- _Exercise description_: How many lines in the records below hold the string "Visual"? Please answer with the number and nothing more.

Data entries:
# # #

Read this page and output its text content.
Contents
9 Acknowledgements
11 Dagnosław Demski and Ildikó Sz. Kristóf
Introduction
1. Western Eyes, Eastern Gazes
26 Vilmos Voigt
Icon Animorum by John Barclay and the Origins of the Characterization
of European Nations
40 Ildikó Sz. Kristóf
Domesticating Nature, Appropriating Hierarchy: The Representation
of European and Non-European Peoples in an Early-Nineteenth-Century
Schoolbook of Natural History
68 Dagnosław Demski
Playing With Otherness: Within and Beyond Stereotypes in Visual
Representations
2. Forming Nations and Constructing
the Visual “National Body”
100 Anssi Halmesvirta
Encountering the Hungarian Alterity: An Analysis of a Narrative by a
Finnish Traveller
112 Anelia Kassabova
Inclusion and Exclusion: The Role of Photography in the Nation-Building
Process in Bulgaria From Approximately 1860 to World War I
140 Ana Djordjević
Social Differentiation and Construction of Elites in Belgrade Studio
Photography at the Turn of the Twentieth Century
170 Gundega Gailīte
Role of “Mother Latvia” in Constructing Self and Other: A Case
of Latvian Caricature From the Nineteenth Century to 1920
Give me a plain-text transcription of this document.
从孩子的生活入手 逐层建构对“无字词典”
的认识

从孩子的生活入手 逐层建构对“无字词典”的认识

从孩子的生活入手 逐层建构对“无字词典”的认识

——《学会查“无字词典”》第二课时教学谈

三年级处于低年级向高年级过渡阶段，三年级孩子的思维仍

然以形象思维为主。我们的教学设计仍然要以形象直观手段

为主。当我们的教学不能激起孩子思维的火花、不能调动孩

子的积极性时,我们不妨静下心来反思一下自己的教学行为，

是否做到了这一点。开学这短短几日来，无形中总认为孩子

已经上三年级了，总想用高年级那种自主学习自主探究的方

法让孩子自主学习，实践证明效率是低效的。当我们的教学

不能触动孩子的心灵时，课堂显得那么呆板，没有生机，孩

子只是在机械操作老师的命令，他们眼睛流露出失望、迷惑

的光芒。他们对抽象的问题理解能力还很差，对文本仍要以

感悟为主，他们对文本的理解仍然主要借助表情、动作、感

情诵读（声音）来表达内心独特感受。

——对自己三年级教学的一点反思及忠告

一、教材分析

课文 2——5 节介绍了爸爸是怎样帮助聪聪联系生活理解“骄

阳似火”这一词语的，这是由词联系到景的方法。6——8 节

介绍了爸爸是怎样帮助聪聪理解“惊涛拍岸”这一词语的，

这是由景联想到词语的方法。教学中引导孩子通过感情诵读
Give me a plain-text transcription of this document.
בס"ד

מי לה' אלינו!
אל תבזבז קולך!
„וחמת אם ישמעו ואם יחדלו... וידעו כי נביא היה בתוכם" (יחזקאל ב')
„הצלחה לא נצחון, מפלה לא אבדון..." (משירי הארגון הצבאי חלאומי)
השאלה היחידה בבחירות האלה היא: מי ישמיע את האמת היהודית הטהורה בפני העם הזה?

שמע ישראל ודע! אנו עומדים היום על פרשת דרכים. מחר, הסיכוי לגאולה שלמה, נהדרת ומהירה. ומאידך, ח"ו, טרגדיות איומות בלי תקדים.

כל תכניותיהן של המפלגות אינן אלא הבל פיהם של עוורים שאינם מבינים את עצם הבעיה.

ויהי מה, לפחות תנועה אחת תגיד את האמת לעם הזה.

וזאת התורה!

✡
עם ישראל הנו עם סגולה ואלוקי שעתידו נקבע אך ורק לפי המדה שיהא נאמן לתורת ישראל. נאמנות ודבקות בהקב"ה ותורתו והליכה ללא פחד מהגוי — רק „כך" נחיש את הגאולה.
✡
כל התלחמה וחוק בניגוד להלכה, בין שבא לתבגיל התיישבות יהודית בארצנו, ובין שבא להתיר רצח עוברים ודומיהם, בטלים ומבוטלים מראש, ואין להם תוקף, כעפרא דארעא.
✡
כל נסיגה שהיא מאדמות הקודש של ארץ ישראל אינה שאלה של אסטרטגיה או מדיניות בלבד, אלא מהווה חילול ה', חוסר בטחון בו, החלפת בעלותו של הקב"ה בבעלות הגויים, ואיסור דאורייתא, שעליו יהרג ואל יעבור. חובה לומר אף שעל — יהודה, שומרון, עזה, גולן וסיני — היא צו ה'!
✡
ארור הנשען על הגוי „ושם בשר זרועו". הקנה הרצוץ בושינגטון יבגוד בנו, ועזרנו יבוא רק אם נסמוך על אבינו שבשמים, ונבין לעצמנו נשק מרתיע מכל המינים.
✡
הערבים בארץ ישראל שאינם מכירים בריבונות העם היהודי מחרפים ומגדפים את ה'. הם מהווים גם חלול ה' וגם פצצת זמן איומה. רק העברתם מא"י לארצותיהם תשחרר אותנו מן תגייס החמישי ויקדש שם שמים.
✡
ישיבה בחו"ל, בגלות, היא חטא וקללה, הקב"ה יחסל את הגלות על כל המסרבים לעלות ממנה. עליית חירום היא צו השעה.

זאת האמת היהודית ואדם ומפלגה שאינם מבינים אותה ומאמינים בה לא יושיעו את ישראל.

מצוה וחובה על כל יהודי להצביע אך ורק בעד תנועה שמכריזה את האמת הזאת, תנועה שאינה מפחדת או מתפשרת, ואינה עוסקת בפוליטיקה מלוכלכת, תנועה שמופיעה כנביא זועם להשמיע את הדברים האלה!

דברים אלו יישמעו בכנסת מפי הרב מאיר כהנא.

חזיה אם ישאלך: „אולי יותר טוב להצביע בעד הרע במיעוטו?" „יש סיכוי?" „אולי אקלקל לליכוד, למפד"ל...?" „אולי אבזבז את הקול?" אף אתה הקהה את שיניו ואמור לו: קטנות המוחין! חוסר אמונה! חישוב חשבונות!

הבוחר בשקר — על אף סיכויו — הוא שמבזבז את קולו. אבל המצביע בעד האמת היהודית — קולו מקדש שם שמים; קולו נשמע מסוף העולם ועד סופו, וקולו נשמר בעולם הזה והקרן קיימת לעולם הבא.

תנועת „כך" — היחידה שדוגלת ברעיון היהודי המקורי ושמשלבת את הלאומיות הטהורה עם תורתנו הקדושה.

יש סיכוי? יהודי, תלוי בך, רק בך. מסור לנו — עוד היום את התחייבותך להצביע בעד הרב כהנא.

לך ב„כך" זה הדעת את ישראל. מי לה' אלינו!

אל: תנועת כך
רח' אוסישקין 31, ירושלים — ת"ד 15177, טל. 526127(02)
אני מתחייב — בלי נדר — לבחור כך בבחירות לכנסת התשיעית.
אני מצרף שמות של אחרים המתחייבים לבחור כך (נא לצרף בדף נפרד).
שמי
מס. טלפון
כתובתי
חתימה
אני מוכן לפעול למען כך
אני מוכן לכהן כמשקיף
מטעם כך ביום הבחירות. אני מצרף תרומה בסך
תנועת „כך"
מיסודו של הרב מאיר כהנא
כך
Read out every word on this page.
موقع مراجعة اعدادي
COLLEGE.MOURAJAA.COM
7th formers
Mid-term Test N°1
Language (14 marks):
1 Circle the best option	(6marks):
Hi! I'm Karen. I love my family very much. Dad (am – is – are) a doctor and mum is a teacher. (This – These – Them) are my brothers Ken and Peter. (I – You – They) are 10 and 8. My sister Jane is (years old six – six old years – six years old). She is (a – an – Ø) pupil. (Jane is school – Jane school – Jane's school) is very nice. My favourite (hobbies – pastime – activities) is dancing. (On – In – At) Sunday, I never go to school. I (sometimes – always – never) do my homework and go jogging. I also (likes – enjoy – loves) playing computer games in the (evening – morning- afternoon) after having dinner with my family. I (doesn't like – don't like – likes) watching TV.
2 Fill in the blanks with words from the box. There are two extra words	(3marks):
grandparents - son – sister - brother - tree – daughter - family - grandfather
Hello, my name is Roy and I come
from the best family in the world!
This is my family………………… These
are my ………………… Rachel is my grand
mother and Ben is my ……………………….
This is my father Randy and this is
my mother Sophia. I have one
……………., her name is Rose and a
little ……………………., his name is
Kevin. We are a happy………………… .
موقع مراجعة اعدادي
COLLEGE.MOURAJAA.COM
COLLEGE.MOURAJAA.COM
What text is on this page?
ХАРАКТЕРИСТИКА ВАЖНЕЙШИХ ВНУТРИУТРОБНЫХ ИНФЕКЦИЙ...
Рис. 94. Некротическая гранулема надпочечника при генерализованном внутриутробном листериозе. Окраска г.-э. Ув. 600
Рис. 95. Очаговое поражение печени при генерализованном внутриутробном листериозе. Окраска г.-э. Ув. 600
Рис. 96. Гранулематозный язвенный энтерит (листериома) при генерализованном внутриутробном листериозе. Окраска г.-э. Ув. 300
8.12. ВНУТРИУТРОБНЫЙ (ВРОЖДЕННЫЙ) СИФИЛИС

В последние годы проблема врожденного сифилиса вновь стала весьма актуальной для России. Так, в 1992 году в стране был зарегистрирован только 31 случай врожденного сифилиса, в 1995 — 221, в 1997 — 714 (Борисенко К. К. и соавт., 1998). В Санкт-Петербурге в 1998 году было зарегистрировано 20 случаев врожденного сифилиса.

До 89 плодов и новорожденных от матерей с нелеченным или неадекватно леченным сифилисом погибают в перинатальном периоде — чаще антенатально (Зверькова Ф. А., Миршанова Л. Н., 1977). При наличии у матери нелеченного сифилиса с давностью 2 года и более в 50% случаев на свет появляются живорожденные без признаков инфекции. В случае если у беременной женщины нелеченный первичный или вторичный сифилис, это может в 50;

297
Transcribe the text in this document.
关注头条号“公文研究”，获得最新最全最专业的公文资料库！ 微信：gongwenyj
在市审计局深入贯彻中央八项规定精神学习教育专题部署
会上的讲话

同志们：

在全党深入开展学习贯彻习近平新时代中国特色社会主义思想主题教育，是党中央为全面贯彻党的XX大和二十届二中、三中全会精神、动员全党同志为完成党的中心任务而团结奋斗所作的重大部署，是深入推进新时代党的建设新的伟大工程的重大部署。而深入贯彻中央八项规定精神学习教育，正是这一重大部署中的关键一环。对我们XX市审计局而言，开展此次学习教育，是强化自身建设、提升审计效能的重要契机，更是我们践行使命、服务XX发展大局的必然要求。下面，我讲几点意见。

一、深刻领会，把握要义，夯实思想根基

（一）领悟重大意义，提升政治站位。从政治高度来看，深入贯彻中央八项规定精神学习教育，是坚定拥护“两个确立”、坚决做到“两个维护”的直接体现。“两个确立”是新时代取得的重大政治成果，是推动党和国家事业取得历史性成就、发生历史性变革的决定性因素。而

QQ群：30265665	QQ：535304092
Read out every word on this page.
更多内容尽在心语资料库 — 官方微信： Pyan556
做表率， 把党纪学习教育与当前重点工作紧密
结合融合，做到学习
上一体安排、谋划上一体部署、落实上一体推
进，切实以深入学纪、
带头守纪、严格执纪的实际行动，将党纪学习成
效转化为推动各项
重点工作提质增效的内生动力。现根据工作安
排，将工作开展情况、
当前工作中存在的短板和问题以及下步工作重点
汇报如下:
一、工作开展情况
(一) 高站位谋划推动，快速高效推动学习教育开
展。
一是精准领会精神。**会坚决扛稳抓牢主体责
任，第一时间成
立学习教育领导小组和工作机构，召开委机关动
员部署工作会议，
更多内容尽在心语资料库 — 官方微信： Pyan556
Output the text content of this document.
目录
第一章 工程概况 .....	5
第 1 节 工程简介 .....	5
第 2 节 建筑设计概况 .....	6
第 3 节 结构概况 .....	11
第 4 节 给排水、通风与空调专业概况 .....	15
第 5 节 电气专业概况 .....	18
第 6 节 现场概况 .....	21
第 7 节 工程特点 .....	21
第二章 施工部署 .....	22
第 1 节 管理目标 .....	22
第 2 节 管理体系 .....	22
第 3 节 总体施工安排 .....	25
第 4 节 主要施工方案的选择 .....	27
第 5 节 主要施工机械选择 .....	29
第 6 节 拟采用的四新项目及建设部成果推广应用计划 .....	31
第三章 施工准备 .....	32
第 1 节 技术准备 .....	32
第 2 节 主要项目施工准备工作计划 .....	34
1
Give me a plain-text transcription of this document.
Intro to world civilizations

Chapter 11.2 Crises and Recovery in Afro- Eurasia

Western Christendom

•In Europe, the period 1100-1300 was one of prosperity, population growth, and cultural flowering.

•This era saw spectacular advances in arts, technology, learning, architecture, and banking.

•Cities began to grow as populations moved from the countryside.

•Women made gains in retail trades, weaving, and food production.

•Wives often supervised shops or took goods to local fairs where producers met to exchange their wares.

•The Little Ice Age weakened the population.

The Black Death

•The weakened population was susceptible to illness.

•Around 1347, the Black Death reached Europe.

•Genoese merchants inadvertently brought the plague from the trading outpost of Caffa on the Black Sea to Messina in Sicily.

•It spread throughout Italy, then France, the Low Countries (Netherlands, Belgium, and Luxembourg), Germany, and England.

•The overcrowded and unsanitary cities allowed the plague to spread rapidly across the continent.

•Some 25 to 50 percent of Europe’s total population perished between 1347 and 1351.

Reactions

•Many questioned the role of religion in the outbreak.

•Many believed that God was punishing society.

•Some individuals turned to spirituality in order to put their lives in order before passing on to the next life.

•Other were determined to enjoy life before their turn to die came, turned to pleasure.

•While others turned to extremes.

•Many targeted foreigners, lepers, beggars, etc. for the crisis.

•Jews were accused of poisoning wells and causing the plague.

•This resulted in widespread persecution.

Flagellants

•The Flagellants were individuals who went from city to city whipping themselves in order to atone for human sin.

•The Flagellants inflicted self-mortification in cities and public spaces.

# # #

- _Exercise answer_: 2